[Collected data entries]
########

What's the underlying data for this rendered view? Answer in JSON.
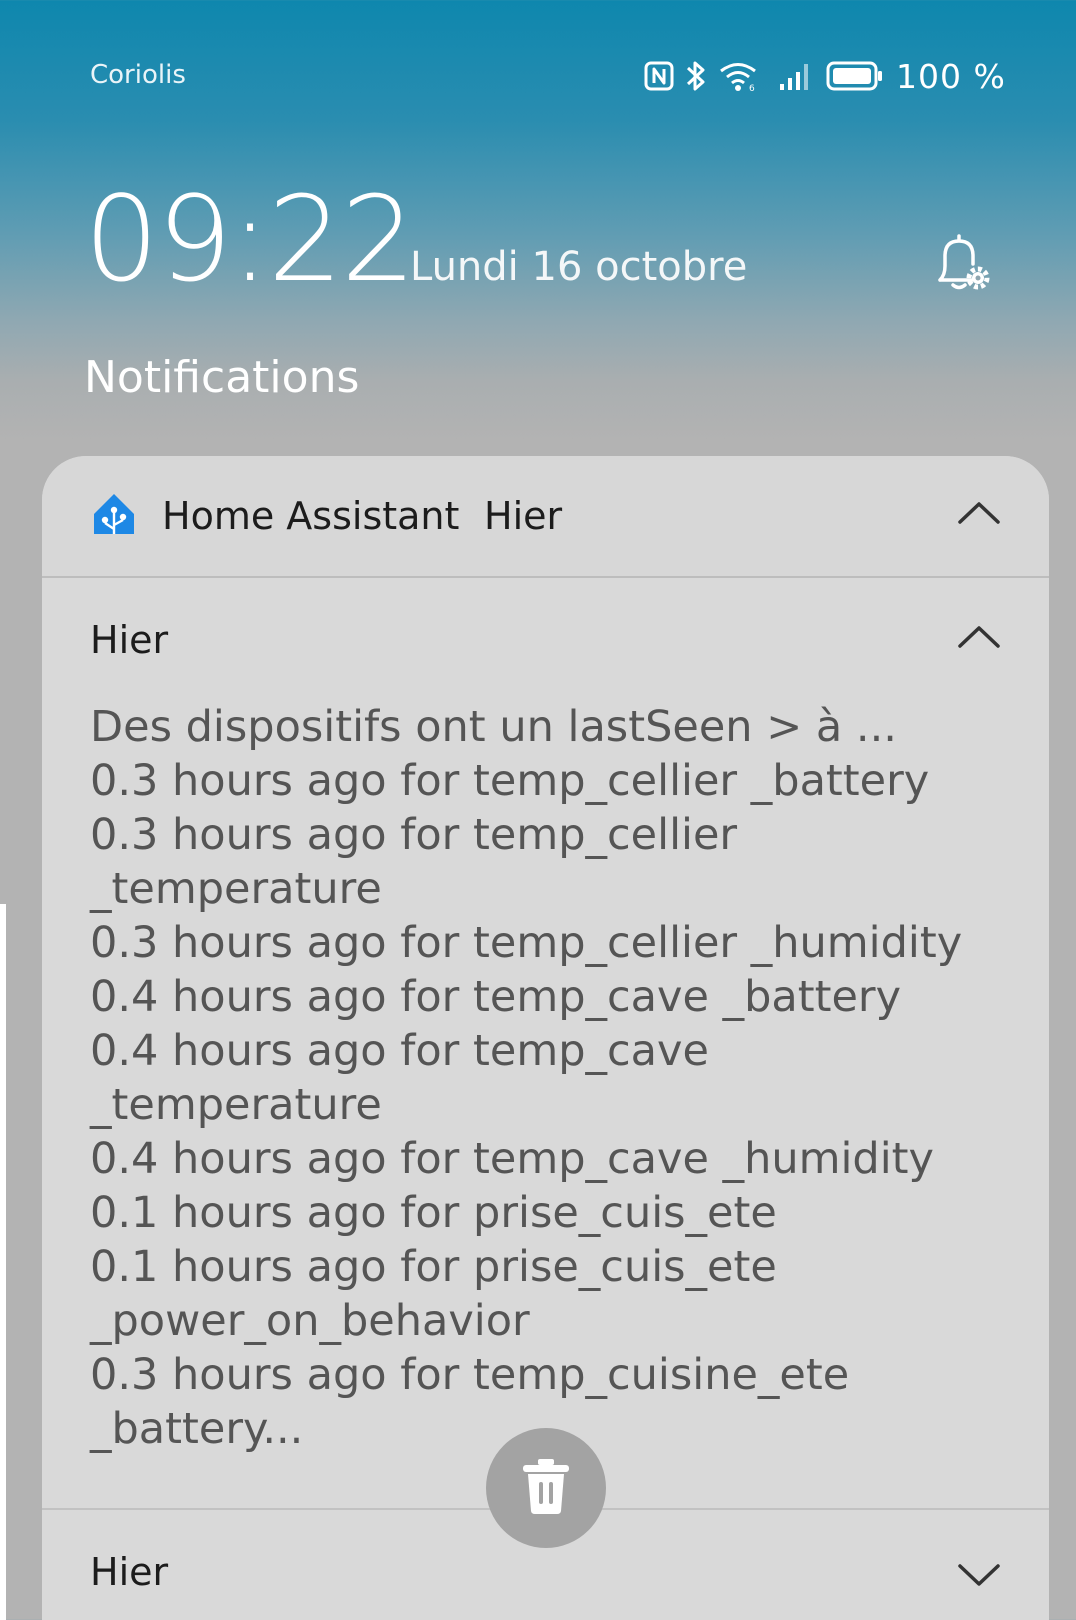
{
  "status_bar": {
    "carrier": "Coriolis",
    "battery_text": "100 %",
    "icons": [
      "nfc-icon",
      "bluetooth-icon",
      "wifi-icon",
      "signal-icon",
      "battery-icon"
    ]
  },
  "lockscreen": {
    "time": "09:22",
    "date": "Lundi 16 octobre",
    "bell_icon": "notification-settings-icon"
  },
  "section_title": "Notifications",
  "group": {
    "app_name": "Home Assistant",
    "time": "Hier",
    "app_icon": "home-assistant-icon",
    "accent": "#1e88e5"
  },
  "notifications": [
    {
      "title": "Hier",
      "expanded": true,
      "body": "Des dispositifs ont un lastSeen > à ...\n0.3 hours ago for temp_cellier _battery\n0.3 hours ago for temp_cellier\n_temperature\n0.3 hours ago for temp_cellier _humidity\n0.4 hours ago for temp_cave _battery\n0.4 hours ago for temp_cave\n_temperature\n0.4 hours ago for temp_cave _humidity\n0.1 hours ago for prise_cuis_ete\n0.1 hours ago for prise_cuis_ete\n_power_on_behavior\n0.3 hours ago for temp_cuisine_ete\n_battery..."
    },
    {
      "title": "Hier",
      "expanded": false
    }
  ],
  "actions": {
    "delete_icon": "trash-icon"
  }
}
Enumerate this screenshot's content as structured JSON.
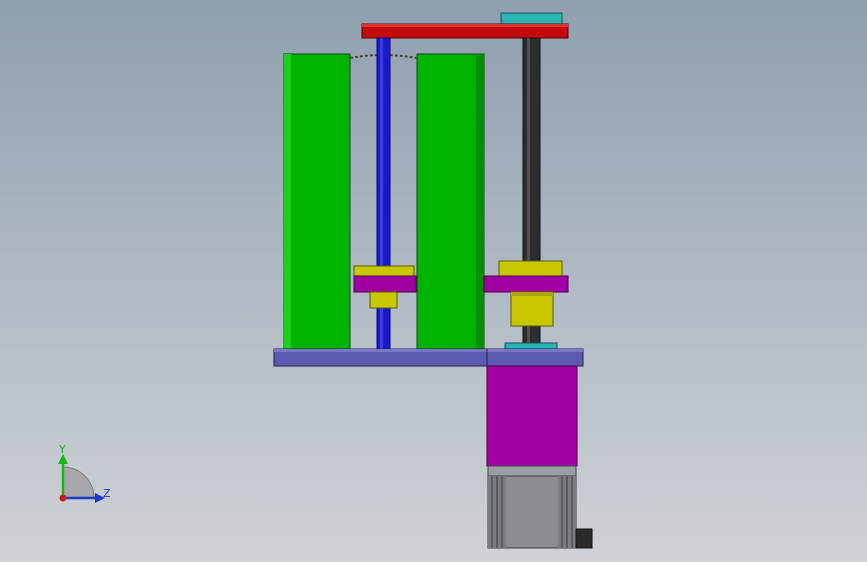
{
  "view": {
    "mode": "cad-3d-viewport",
    "background_top_color": "#8f9fb0",
    "background_bottom_color": "#cfd2d6"
  },
  "model": {
    "part_colors": {
      "guide_columns": "#00b300",
      "top_plate": "#c40a0a",
      "lead_screw": "#1a1acc",
      "threaded_rod": "#2d2d2d",
      "carriage_plates": "#a300a3",
      "bearings": "#c8c800",
      "couplers": "#2ab3b3",
      "base_plate": "#5a5ab0",
      "motor_housing": "#a300a3",
      "stepper_motor": "#8a8d92"
    }
  },
  "triad": {
    "y_label": "Y",
    "z_label": "Z",
    "y_color": "#16b516",
    "z_color": "#1a3acc",
    "origin_color": "#cc1a1a"
  }
}
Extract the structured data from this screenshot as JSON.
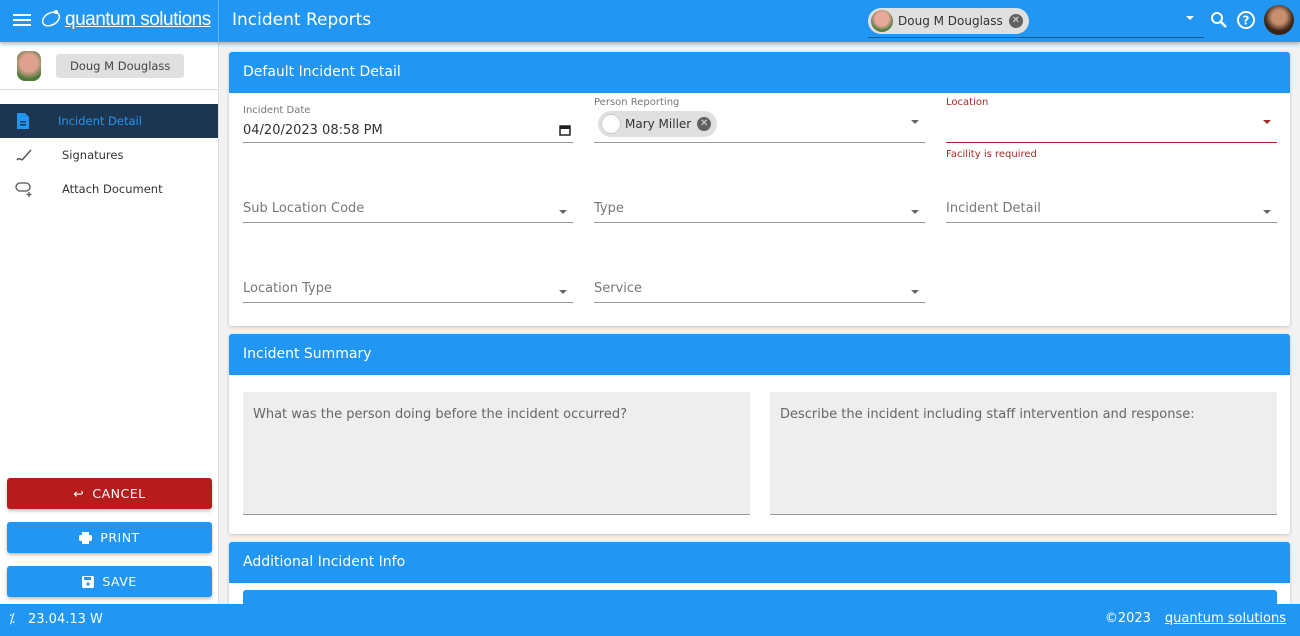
{
  "header": {
    "logo_text": "quantum solutions",
    "title": "Incident Reports",
    "selected_client": "Doug M Douglass"
  },
  "sidebar": {
    "user": "Doug M Douglass",
    "items": [
      {
        "label": "Incident Detail",
        "icon": "document-icon",
        "active": true
      },
      {
        "label": "Signatures",
        "icon": "signature-icon"
      },
      {
        "label": "Attach Document",
        "icon": "attach-icon"
      }
    ],
    "buttons": {
      "cancel": "CANCEL",
      "print": "PRINT",
      "save": "SAVE"
    }
  },
  "colors": {
    "primary": "#2196f3",
    "cancel": "#b71c1c",
    "error": "#a52a2a",
    "nav_active": "#1c3550"
  },
  "detail": {
    "title": "Default Incident Detail",
    "incident_date_label": "Incident Date",
    "incident_date": "04/20/2023 08:58 PM",
    "person_reporting_label": "Person Reporting",
    "person_reporting": "Mary Miller",
    "location_label": "Location",
    "location_error": "Facility is required",
    "sub_location": "Sub Location Code",
    "type": "Type",
    "incident_detail": "Incident Detail",
    "location_type": "Location Type",
    "service": "Service"
  },
  "summary": {
    "title": "Incident Summary",
    "before_placeholder": "What was the person doing before the incident occurred?",
    "describe_placeholder": "Describe the incident including staff intervention and response:"
  },
  "additional": {
    "title": "Additional Incident Info"
  },
  "footer": {
    "version": "23.04.13 W",
    "copyright": "©2023",
    "logo_text": "quantum solutions"
  }
}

########

PROBLEM TO SOLVE. Write out all the records again, exactly, minus any pictures.

EXERCISE RESULT.
What's the underlying data for this rendered view? Answer in JSON.
{
  "status_bar": {
    "carrier": "Coriolis",
    "battery_text": "100 %",
    "icons": [
      "nfc-icon",
      "bluetooth-icon",
      "wifi-icon",
      "signal-icon",
      "battery-icon"
    ]
  },
  "lockscreen": {
    "time": "09:22",
    "date": "Lundi 16 octobre",
    "bell_icon": "notification-settings-icon"
  },
  "section_title": "Notifications",
  "group": {
    "app_name": "Home Assistant",
    "time": "Hier",
    "app_icon": "home-assistant-icon",
    "accent": "#1e88e5"
  },
  "notifications": [
    {
      "title": "Hier",
      "expanded": true,
      "body": "Des dispositifs ont un lastSeen > à ...\n0.3 hours ago for temp_cellier _battery\n0.3 hours ago for temp_cellier\n_temperature\n0.3 hours ago for temp_cellier _humidity\n0.4 hours ago for temp_cave _battery\n0.4 hours ago for temp_cave\n_temperature\n0.4 hours ago for temp_cave _humidity\n0.1 hours ago for prise_cuis_ete\n0.1 hours ago for prise_cuis_ete\n_power_on_behavior\n0.3 hours ago for temp_cuisine_ete\n_battery..."
    },
    {
      "title": "Hier",
      "expanded": false
    }
  ],
  "actions": {
    "delete_icon": "trash-icon"
  }
}
Enumerate this screenshot's content as structured JSON.
{
  "view": {
    "mode": "cad-3d-viewport",
    "background_top_color": "#8f9fb0",
    "background_bottom_color": "#cfd2d6"
  },
  "model": {
    "part_colors": {
      "guide_columns": "#00b300",
      "top_plate": "#c40a0a",
      "lead_screw": "#1a1acc",
      "threaded_rod": "#2d2d2d",
      "carriage_plates": "#a300a3",
      "bearings": "#c8c800",
      "couplers": "#2ab3b3",
      "base_plate": "#5a5ab0",
      "motor_housing": "#a300a3",
      "stepper_motor": "#8a8d92"
    }
  },
  "triad": {
    "y_label": "Y",
    "z_label": "Z",
    "y_color": "#16b516",
    "z_color": "#1a3acc",
    "origin_color": "#cc1a1a"
  }
}
Extract the structured data from this screenshot as JSON.
{
  "header": {
    "logo_text": "quantum solutions",
    "title": "Incident Reports",
    "selected_client": "Doug M Douglass"
  },
  "sidebar": {
    "user": "Doug M Douglass",
    "items": [
      {
        "label": "Incident Detail",
        "icon": "document-icon",
        "active": true
      },
      {
        "label": "Signatures",
        "icon": "signature-icon"
      },
      {
        "label": "Attach Document",
        "icon": "attach-icon"
      }
    ],
    "buttons": {
      "cancel": "CANCEL",
      "print": "PRINT",
      "save": "SAVE"
    }
  },
  "colors": {
    "primary": "#2196f3",
    "cancel": "#b71c1c",
    "error": "#a52a2a",
    "nav_active": "#1c3550"
  },
  "detail": {
    "title": "Default Incident Detail",
    "incident_date_label": "Incident Date",
    "incident_date": "04/20/2023 08:58 PM",
    "person_reporting_label": "Person Reporting",
    "person_reporting": "Mary Miller",
    "location_label": "Location",
    "location_error": "Facility is required",
    "sub_location": "Sub Location Code",
    "type": "Type",
    "incident_detail": "Incident Detail",
    "location_type": "Location Type",
    "service": "Service"
  },
  "summary": {
    "title": "Incident Summary",
    "before_placeholder": "What was the person doing before the incident occurred?",
    "describe_placeholder": "Describe the incident including staff intervention and response:"
  },
  "additional": {
    "title": "Additional Incident Info"
  },
  "footer": {
    "version": "23.04.13 W",
    "copyright": "©2023",
    "logo_text": "quantum solutions"
  }
}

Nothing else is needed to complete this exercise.